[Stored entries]
>> START

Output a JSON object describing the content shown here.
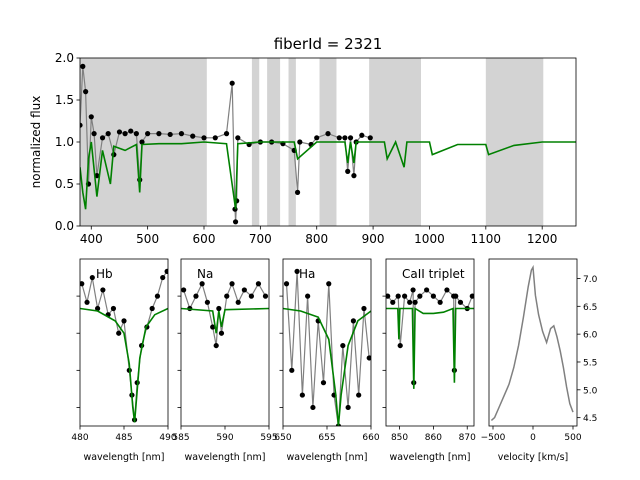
{
  "chart_data": [
    {
      "type": "line",
      "title": "fiberId = 2321",
      "xlabel": "",
      "ylabel": "normalized flux",
      "xlim": [
        380,
        1260
      ],
      "ylim": [
        0,
        2.0
      ],
      "xticks": [
        400,
        500,
        600,
        700,
        800,
        900,
        1000,
        1100,
        1200
      ],
      "yticks": [
        0.0,
        0.5,
        1.0,
        1.5,
        2.0
      ],
      "shaded_regions": [
        [
          380,
          605
        ],
        [
          685,
          698
        ],
        [
          712,
          735
        ],
        [
          750,
          763
        ],
        [
          805,
          835
        ],
        [
          893,
          985
        ],
        [
          1100,
          1202
        ]
      ],
      "series": [
        {
          "kind": "observed",
          "color": "#000000",
          "x": [
            380,
            385,
            390,
            395,
            400,
            405,
            410,
            420,
            430,
            440,
            450,
            460,
            470,
            480,
            486,
            490,
            500,
            520,
            540,
            560,
            580,
            600,
            620,
            640,
            650,
            655,
            656,
            658,
            660,
            680,
            700,
            720,
            740,
            760,
            766,
            770,
            790,
            800,
            820,
            840,
            850,
            855,
            860,
            866,
            870,
            880,
            895
          ],
          "y": [
            1.2,
            1.9,
            1.6,
            0.5,
            1.3,
            1.1,
            0.6,
            1.05,
            1.1,
            0.85,
            1.12,
            1.1,
            1.13,
            1.1,
            0.55,
            1.0,
            1.1,
            1.1,
            1.09,
            1.1,
            1.07,
            1.05,
            1.05,
            1.1,
            1.7,
            0.2,
            0.05,
            0.3,
            1.05,
            0.97,
            1.0,
            1.0,
            0.98,
            0.9,
            0.4,
            1.0,
            0.97,
            1.05,
            1.1,
            1.05,
            1.05,
            0.65,
            1.05,
            0.6,
            1.0,
            1.08,
            1.05
          ]
        },
        {
          "kind": "model",
          "color": "#008000",
          "x": [
            380,
            385,
            390,
            395,
            400,
            410,
            420,
            434,
            440,
            460,
            480,
            486,
            490,
            520,
            560,
            600,
            640,
            656,
            660,
            700,
            760,
            766,
            800,
            850,
            855,
            860,
            866,
            870,
            900,
            920,
            925,
            940,
            955,
            960,
            1000,
            1005,
            1050,
            1100,
            1105,
            1150,
            1200,
            1260
          ],
          "y": [
            0.7,
            0.4,
            0.2,
            0.8,
            1.0,
            0.35,
            0.9,
            0.5,
            0.95,
            0.9,
            0.97,
            0.4,
            0.97,
            0.98,
            0.98,
            1.0,
            0.98,
            0.2,
            0.98,
            1.0,
            1.0,
            0.8,
            1.0,
            1.0,
            0.75,
            1.0,
            0.75,
            1.0,
            1.0,
            1.0,
            0.8,
            1.0,
            0.7,
            1.0,
            1.0,
            0.85,
            0.97,
            0.97,
            0.85,
            0.96,
            1.0,
            1.0
          ]
        }
      ]
    },
    {
      "type": "line",
      "title": "Hb",
      "xlabel": "wavelength [nm]",
      "xlim": [
        480,
        490
      ],
      "ylim": [
        0.05,
        1.4
      ],
      "xticks": [
        480,
        485,
        490
      ],
      "series": [
        {
          "kind": "observed",
          "color": "#000000",
          "x": [
            480.2,
            480.8,
            481.4,
            482.0,
            482.6,
            483.2,
            483.8,
            484.4,
            485.0,
            485.6,
            485.9,
            486.2,
            486.5,
            487.0,
            487.6,
            488.2,
            488.8,
            489.4,
            489.9
          ],
          "y": [
            1.2,
            1.05,
            1.25,
            1.0,
            1.15,
            0.95,
            1.0,
            0.8,
            0.9,
            0.5,
            0.3,
            0.1,
            0.4,
            0.7,
            0.85,
            1.0,
            1.1,
            1.25,
            1.3
          ]
        },
        {
          "kind": "model",
          "color": "#008000",
          "x": [
            480.0,
            482.0,
            484.0,
            485.0,
            485.6,
            486.0,
            486.2,
            486.4,
            486.8,
            487.5,
            488.5,
            490.0
          ],
          "y": [
            1.0,
            0.98,
            0.9,
            0.8,
            0.55,
            0.2,
            0.08,
            0.25,
            0.6,
            0.85,
            0.95,
            1.0
          ]
        }
      ]
    },
    {
      "type": "line",
      "title": "Na",
      "xlabel": "wavelength [nm]",
      "xlim": [
        585,
        595
      ],
      "ylim": [
        0.05,
        1.4
      ],
      "xticks": [
        585,
        590,
        595
      ],
      "series": [
        {
          "kind": "observed",
          "color": "#000000",
          "x": [
            585.3,
            586.0,
            586.7,
            587.4,
            588.0,
            588.6,
            589.0,
            589.3,
            589.6,
            590.2,
            590.8,
            591.5,
            592.2,
            593.0,
            593.8,
            594.6
          ],
          "y": [
            1.15,
            1.0,
            1.1,
            1.2,
            1.05,
            0.85,
            0.7,
            1.0,
            0.8,
            1.1,
            1.2,
            1.05,
            1.15,
            1.1,
            1.2,
            1.1
          ]
        },
        {
          "kind": "model",
          "color": "#008000",
          "x": [
            585.0,
            588.6,
            589.0,
            589.3,
            589.6,
            590.0,
            595.0
          ],
          "y": [
            1.0,
            0.98,
            0.8,
            0.98,
            0.85,
            0.99,
            1.0
          ]
        }
      ]
    },
    {
      "type": "line",
      "title": "Ha",
      "xlabel": "wavelength [nm]",
      "xlim": [
        650,
        660
      ],
      "ylim": [
        0.05,
        1.4
      ],
      "xticks": [
        650,
        655,
        660
      ],
      "series": [
        {
          "kind": "observed",
          "color": "#000000",
          "x": [
            650.4,
            651.0,
            651.6,
            652.2,
            652.8,
            653.4,
            654.0,
            654.6,
            655.2,
            655.8,
            656.3,
            656.8,
            657.4,
            658.0,
            658.6,
            659.2,
            659.8
          ],
          "y": [
            1.2,
            0.5,
            1.3,
            0.3,
            1.1,
            0.2,
            0.9,
            0.4,
            1.2,
            0.3,
            0.05,
            0.7,
            0.2,
            0.9,
            0.3,
            1.0,
            0.6
          ]
        },
        {
          "kind": "model",
          "color": "#008000",
          "x": [
            650.0,
            652.0,
            654.0,
            655.2,
            656.0,
            656.3,
            656.6,
            657.4,
            658.5,
            660.0
          ],
          "y": [
            1.0,
            0.98,
            0.93,
            0.75,
            0.3,
            0.05,
            0.3,
            0.7,
            0.9,
            0.98
          ]
        }
      ]
    },
    {
      "type": "line",
      "title": "CaII triplet",
      "xlabel": "wavelength [nm]",
      "xlim": [
        846,
        872
      ],
      "ylim": [
        0.05,
        1.4
      ],
      "xticks": [
        850,
        860,
        870
      ],
      "series": [
        {
          "kind": "observed",
          "color": "#000000",
          "x": [
            846.5,
            848.0,
            849.6,
            850.2,
            851.5,
            853.0,
            854.0,
            854.2,
            854.6,
            856.0,
            858.0,
            860.0,
            862.0,
            864.0,
            866.0,
            866.2,
            866.6,
            868.0,
            870.0,
            871.5
          ],
          "y": [
            1.1,
            1.05,
            1.1,
            0.7,
            1.1,
            1.05,
            1.15,
            0.4,
            1.05,
            1.1,
            1.15,
            1.1,
            1.05,
            1.15,
            1.1,
            0.5,
            1.1,
            1.05,
            1.0,
            1.1
          ]
        },
        {
          "kind": "model",
          "color": "#008000",
          "x": [
            846.0,
            849.5,
            849.8,
            850.1,
            853.8,
            854.2,
            854.6,
            857.0,
            860.0,
            863.0,
            865.8,
            866.2,
            866.6,
            872.0
          ],
          "y": [
            1.0,
            1.0,
            0.75,
            1.0,
            1.0,
            0.35,
            1.0,
            0.96,
            0.96,
            0.97,
            1.0,
            0.4,
            1.0,
            1.0
          ]
        }
      ]
    },
    {
      "type": "line",
      "xlabel": "velocity [km/s]",
      "xlim": [
        -550,
        550
      ],
      "ylim": [
        4.35,
        7.35
      ],
      "xticks": [
        -500,
        0,
        500
      ],
      "xticklabels": [
        "−500",
        "0",
        "500"
      ],
      "yticks": [
        4.5,
        5.0,
        5.5,
        6.0,
        6.5,
        7.0
      ],
      "yaxis_side": "right",
      "series": [
        {
          "kind": "profile",
          "color": "#808080",
          "x": [
            -520,
            -480,
            -420,
            -360,
            -300,
            -240,
            -180,
            -120,
            -60,
            -20,
            0,
            30,
            70,
            120,
            170,
            220,
            260,
            300,
            340,
            380,
            420,
            460,
            500
          ],
          "y": [
            4.45,
            4.5,
            4.7,
            4.9,
            5.1,
            5.4,
            5.8,
            6.3,
            6.85,
            7.15,
            7.2,
            6.7,
            6.35,
            6.05,
            5.85,
            6.1,
            6.15,
            5.95,
            5.7,
            5.4,
            5.05,
            4.75,
            4.6
          ]
        }
      ]
    }
  ]
}
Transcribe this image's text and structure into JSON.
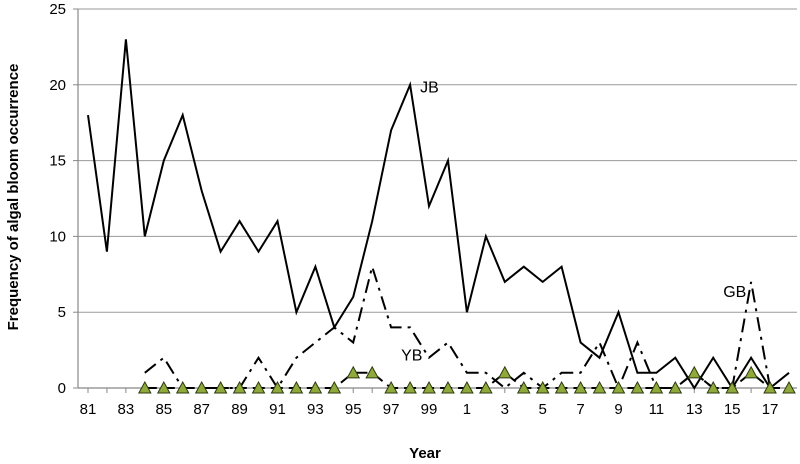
{
  "chart_data": {
    "type": "line",
    "title": "",
    "xlabel": "Year",
    "ylabel": "Frequency of algal bloom occurrence",
    "ylim": [
      0,
      25
    ],
    "yticks": [
      0,
      5,
      10,
      15,
      20,
      25
    ],
    "grid": "horizontal",
    "legend": "none",
    "x": [
      "81",
      "82",
      "83",
      "84",
      "85",
      "86",
      "87",
      "88",
      "89",
      "90",
      "91",
      "92",
      "93",
      "94",
      "95",
      "96",
      "97",
      "98",
      "99",
      "0",
      "1",
      "2",
      "3",
      "4",
      "5",
      "6",
      "7",
      "8",
      "9",
      "10",
      "11",
      "12",
      "13",
      "14",
      "15",
      "16",
      "17",
      "18"
    ],
    "xtick_labels": [
      "81",
      "83",
      "85",
      "87",
      "89",
      "91",
      "93",
      "95",
      "97",
      "99",
      "1",
      "3",
      "5",
      "7",
      "9",
      "11",
      "13",
      "15",
      "17"
    ],
    "series": [
      {
        "name": "JB",
        "line_style": "solid",
        "color": "#000000",
        "values": [
          18,
          9,
          23,
          10,
          15,
          18,
          13,
          9,
          11,
          9,
          11,
          5,
          8,
          4,
          6,
          11,
          17,
          20,
          12,
          15,
          5,
          10,
          7,
          8,
          7,
          8,
          3,
          2,
          5,
          1,
          1,
          2,
          0,
          2,
          0,
          2,
          0,
          1
        ]
      },
      {
        "name": "GB",
        "line_style": "dash-dot",
        "color": "#000000",
        "values": [
          null,
          null,
          null,
          1,
          2,
          0,
          0,
          0,
          0,
          2,
          0,
          2,
          3,
          4,
          3,
          8,
          4,
          4,
          2,
          3,
          1,
          1,
          0,
          1,
          0,
          1,
          1,
          3,
          0,
          3,
          0,
          0,
          1,
          0,
          0,
          7,
          0,
          null
        ]
      },
      {
        "name": "YB",
        "line_style": "dash",
        "color": "#000000",
        "marker": "triangle",
        "marker_color": "#8faa3a",
        "values": [
          null,
          null,
          null,
          0,
          0,
          0,
          0,
          0,
          0,
          0,
          0,
          0,
          0,
          0,
          1,
          1,
          0,
          0,
          0,
          0,
          0,
          0,
          1,
          0,
          0,
          0,
          0,
          0,
          0,
          0,
          0,
          0,
          1,
          0,
          0,
          1,
          0,
          0
        ]
      }
    ],
    "annotations": [
      {
        "text": "JB",
        "x": "98",
        "y": 19.5
      },
      {
        "text": "GB",
        "x": "14",
        "y": 6
      },
      {
        "text": "YB",
        "x": "97",
        "y": 1.8
      }
    ]
  }
}
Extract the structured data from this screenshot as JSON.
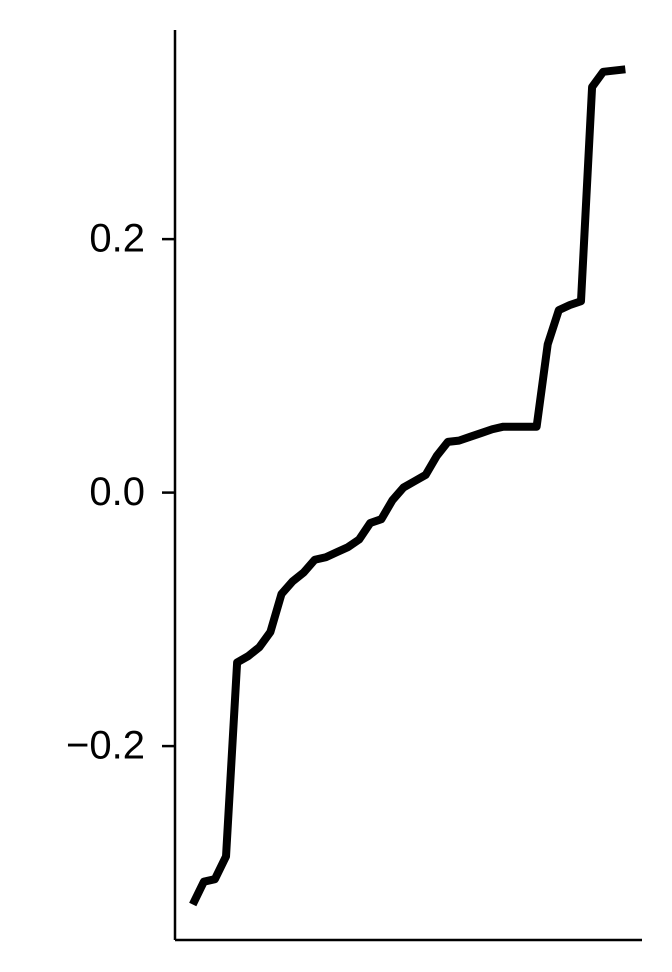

>> END

WHAT NEEDS TO BE DONE
Gather all the lines that include the word "ylabel" and copy them out.

THE COMPLETED TASK
      "ylabel": "normalized flux",
    "ylabel": "Frequency of algal bloom occurrence",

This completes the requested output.